→ WORK TO BE COMPLETED
Copy only what runs from the line containing "Decode this image" to the last line, both included, keeping it exact and omitting pictures.

→ INFORMATION SUPPLIED
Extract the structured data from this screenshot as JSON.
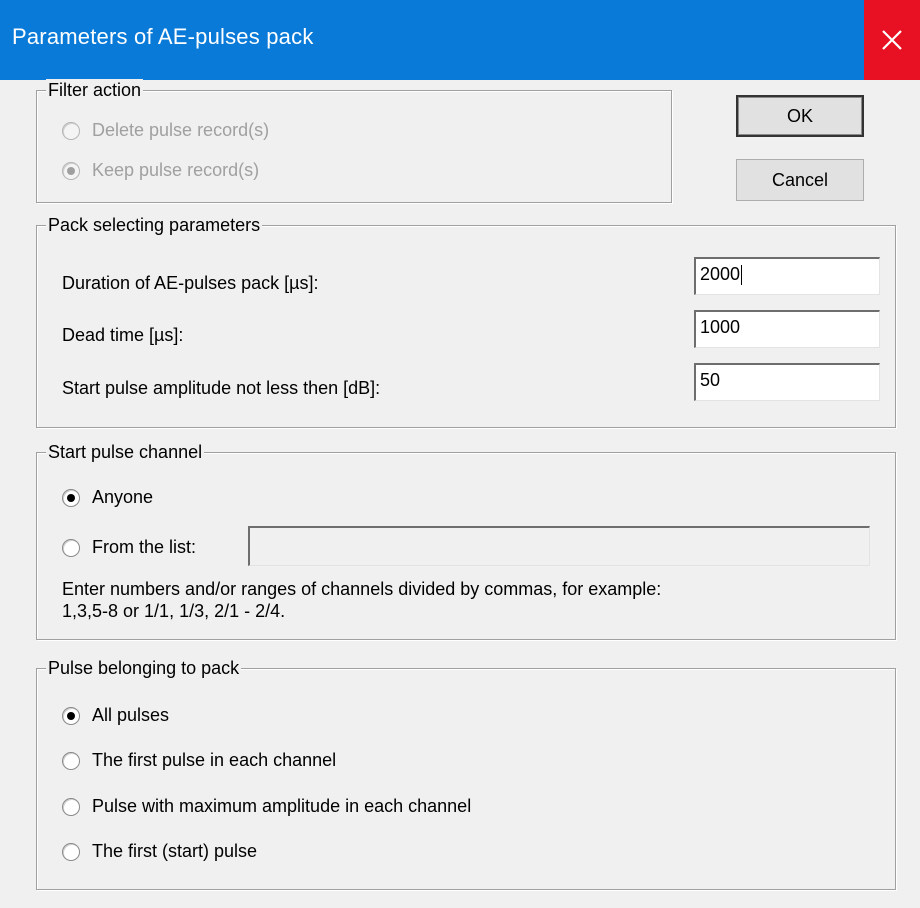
{
  "window": {
    "title": "Parameters of AE-pulses pack"
  },
  "buttons": {
    "ok_label": "OK",
    "cancel_label": "Cancel"
  },
  "filter_action": {
    "legend": "Filter action",
    "options": [
      {
        "label": "Delete pulse record(s)",
        "checked": false,
        "enabled": false
      },
      {
        "label": "Keep pulse record(s)",
        "checked": true,
        "enabled": false
      }
    ]
  },
  "pack_params": {
    "legend": "Pack selecting parameters",
    "fields": [
      {
        "label": "Duration of AE-pulses pack [µs]:",
        "value": "2000"
      },
      {
        "label": "Dead time [µs]:",
        "value": "1000"
      },
      {
        "label": "Start pulse amplitude not less then [dB]:",
        "value": "50"
      }
    ]
  },
  "start_channel": {
    "legend": "Start pulse channel",
    "options": [
      {
        "label": "Anyone",
        "checked": true
      },
      {
        "label": "From the list:",
        "checked": false
      }
    ],
    "list_value": "",
    "hint_line1": "Enter numbers and/or ranges of channels divided by commas, for example:",
    "hint_line2": "1,3,5-8 or 1/1, 1/3, 2/1 - 2/4."
  },
  "pulse_belonging": {
    "legend": "Pulse belonging to pack",
    "options": [
      {
        "label": "All pulses",
        "checked": true
      },
      {
        "label": "The first pulse in each channel",
        "checked": false
      },
      {
        "label": "Pulse with maximum amplitude in each channel",
        "checked": false
      },
      {
        "label": "The first (start) pulse",
        "checked": false
      }
    ]
  }
}
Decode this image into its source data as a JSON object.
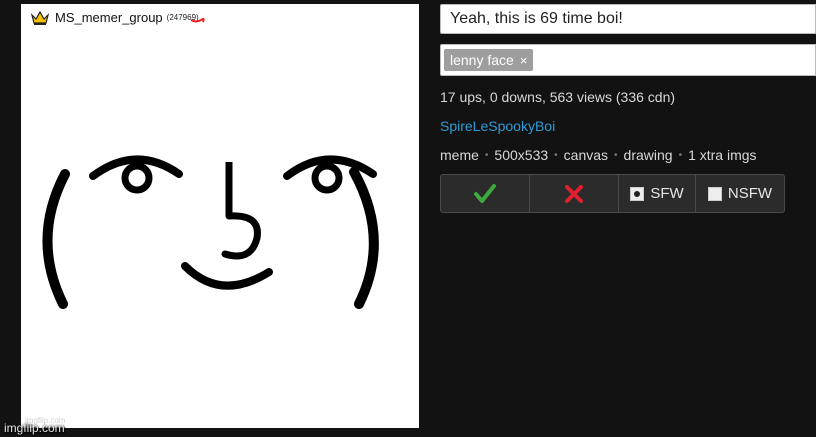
{
  "meme": {
    "group_name": "MS_memer_group",
    "group_count": "(247969)",
    "watermark": "imgflip.com",
    "imgflip_label": "imgflip.com"
  },
  "title": {
    "value": "Yeah, this is 69 time boi!"
  },
  "tags": [
    {
      "label": "lenny face",
      "remove": "×"
    }
  ],
  "stats": "17 ups, 0 downs, 563 views (336 cdn)",
  "author": "SpireLeSpookyBoi",
  "meta": [
    "meme",
    "500x533",
    "canvas",
    "drawing",
    "1 xtra imgs"
  ],
  "meta_separator": "•",
  "buttons": {
    "sfw_label": "SFW",
    "nsfw_label": "NSFW"
  },
  "colors": {
    "background": "#121212",
    "approve": "#3fa93f",
    "reject": "#e0202e",
    "author_link": "#2f9bd6"
  },
  "icons": [
    "crown-icon",
    "check-icon",
    "cross-icon"
  ]
}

→ FINAL ANSWER
Decode this image into its source data as a JSON object.
{
  "meme": {
    "group_name": "MS_memer_group",
    "group_count": "(247969)",
    "watermark": "imgflip.com",
    "imgflip_label": "imgflip.com"
  },
  "title": {
    "value": "Yeah, this is 69 time boi!"
  },
  "tags": [
    {
      "label": "lenny face",
      "remove": "×"
    }
  ],
  "stats": "17 ups, 0 downs, 563 views (336 cdn)",
  "author": "SpireLeSpookyBoi",
  "meta": [
    "meme",
    "500x533",
    "canvas",
    "drawing",
    "1 xtra imgs"
  ],
  "meta_separator": "•",
  "buttons": {
    "sfw_label": "SFW",
    "nsfw_label": "NSFW"
  },
  "colors": {
    "background": "#121212",
    "approve": "#3fa93f",
    "reject": "#e0202e",
    "author_link": "#2f9bd6"
  },
  "icons": [
    "crown-icon",
    "check-icon",
    "cross-icon"
  ]
}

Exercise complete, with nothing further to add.